# Task statement
Using the listing below, report all lines holding the word "xlabel".

>> START Data in this exercise

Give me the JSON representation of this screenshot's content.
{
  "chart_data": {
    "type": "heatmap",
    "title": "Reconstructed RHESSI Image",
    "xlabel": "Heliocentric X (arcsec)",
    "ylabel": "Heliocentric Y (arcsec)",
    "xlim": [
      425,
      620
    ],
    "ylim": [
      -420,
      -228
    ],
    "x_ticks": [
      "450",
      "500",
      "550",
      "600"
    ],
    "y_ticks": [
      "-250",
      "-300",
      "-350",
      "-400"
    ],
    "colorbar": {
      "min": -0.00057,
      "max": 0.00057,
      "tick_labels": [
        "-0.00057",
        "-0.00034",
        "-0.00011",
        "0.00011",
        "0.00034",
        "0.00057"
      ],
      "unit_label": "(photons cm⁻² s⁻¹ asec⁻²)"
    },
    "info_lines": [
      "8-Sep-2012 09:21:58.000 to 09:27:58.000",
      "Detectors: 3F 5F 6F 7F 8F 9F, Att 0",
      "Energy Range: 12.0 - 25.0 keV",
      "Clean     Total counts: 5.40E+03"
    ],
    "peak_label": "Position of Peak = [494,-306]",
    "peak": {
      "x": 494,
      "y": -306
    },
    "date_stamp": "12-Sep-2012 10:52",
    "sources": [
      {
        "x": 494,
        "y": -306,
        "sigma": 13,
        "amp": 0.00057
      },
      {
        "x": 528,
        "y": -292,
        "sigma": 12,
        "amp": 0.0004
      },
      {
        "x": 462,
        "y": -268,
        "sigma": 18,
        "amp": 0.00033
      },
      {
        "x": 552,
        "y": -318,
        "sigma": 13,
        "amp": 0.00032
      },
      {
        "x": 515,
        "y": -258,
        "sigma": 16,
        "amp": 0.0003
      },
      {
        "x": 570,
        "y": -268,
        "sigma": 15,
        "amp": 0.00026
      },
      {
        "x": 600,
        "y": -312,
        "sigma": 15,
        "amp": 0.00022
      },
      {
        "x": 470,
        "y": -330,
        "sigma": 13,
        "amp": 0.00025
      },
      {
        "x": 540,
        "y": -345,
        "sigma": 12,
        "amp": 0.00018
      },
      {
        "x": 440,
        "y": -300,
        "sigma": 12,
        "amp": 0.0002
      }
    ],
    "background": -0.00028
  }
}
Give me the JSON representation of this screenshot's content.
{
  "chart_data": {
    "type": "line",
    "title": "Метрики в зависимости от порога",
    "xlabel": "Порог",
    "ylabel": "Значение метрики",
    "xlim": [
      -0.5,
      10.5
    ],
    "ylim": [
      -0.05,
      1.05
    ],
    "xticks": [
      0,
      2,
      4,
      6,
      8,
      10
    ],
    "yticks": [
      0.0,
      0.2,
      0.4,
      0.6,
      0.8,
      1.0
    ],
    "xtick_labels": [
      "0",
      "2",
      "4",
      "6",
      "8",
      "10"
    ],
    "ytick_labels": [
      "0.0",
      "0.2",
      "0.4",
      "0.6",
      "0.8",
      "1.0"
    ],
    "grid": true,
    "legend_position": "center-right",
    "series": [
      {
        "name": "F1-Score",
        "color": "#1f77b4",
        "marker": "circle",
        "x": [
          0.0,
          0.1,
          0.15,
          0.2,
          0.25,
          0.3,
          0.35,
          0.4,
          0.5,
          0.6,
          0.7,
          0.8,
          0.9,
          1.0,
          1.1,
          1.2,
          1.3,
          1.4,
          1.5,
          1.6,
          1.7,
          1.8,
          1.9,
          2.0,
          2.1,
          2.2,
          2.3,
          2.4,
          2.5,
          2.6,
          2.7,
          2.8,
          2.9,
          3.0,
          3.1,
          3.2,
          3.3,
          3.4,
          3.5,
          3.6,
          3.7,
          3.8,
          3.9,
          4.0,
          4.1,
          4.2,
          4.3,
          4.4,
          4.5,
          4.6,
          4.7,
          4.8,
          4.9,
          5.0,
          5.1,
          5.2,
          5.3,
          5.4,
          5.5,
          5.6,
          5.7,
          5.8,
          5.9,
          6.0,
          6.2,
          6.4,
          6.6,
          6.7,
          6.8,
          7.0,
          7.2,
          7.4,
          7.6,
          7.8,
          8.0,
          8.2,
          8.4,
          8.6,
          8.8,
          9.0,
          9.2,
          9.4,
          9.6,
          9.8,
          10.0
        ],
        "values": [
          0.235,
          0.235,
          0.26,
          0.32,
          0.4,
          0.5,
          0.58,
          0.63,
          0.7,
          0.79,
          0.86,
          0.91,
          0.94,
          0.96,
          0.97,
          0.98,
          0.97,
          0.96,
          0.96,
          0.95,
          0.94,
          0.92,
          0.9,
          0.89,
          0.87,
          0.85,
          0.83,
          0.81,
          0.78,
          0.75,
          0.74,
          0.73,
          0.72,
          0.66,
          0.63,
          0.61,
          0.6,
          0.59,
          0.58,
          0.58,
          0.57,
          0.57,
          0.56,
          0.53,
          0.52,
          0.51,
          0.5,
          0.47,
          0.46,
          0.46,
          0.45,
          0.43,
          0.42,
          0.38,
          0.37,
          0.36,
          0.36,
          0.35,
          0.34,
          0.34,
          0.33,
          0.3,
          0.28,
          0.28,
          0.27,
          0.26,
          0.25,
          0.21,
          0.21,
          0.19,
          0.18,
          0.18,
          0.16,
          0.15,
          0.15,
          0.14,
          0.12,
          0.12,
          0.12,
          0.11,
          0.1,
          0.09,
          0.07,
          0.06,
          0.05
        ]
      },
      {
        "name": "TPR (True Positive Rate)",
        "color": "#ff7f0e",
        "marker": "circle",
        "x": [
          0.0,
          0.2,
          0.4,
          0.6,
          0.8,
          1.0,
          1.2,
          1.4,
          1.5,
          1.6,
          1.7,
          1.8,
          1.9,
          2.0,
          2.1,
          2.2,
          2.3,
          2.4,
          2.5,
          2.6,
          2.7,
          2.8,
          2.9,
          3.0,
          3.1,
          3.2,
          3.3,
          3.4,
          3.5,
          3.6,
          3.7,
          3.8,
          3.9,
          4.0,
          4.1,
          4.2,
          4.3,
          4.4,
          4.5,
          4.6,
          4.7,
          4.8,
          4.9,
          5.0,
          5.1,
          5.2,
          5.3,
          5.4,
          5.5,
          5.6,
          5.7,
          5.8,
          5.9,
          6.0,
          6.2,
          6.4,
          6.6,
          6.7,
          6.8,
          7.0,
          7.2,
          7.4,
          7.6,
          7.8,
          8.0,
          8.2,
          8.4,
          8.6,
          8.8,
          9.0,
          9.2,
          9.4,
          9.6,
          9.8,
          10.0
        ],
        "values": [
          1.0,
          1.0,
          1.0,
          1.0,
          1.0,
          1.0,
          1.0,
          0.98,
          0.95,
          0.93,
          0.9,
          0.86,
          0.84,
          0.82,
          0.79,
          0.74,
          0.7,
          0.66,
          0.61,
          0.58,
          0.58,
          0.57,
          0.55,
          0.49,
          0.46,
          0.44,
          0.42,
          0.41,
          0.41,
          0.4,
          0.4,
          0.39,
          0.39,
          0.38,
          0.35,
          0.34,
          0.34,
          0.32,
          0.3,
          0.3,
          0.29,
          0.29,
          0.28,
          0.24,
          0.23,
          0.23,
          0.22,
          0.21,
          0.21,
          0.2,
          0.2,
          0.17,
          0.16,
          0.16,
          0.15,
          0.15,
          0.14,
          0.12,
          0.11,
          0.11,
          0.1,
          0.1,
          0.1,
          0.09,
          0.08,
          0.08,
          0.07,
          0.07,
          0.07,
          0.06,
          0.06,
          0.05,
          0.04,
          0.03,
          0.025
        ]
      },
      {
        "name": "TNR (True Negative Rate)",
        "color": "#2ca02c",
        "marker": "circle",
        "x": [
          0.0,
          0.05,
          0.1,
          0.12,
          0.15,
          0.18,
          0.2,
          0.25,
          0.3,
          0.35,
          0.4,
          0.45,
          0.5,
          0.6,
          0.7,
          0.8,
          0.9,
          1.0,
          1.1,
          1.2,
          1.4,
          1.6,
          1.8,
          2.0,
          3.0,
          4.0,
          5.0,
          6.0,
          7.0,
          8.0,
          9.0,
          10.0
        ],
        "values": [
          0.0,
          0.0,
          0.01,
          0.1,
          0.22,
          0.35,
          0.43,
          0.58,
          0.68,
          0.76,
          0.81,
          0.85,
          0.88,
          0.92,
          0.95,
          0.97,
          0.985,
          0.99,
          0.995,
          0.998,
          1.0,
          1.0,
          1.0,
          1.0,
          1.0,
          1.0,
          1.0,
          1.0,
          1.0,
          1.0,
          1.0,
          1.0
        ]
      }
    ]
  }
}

>> END Data in this exercise

# Response below
    "xlabel": "Heliocentric X (arcsec)",
    "xlabel": "Порог",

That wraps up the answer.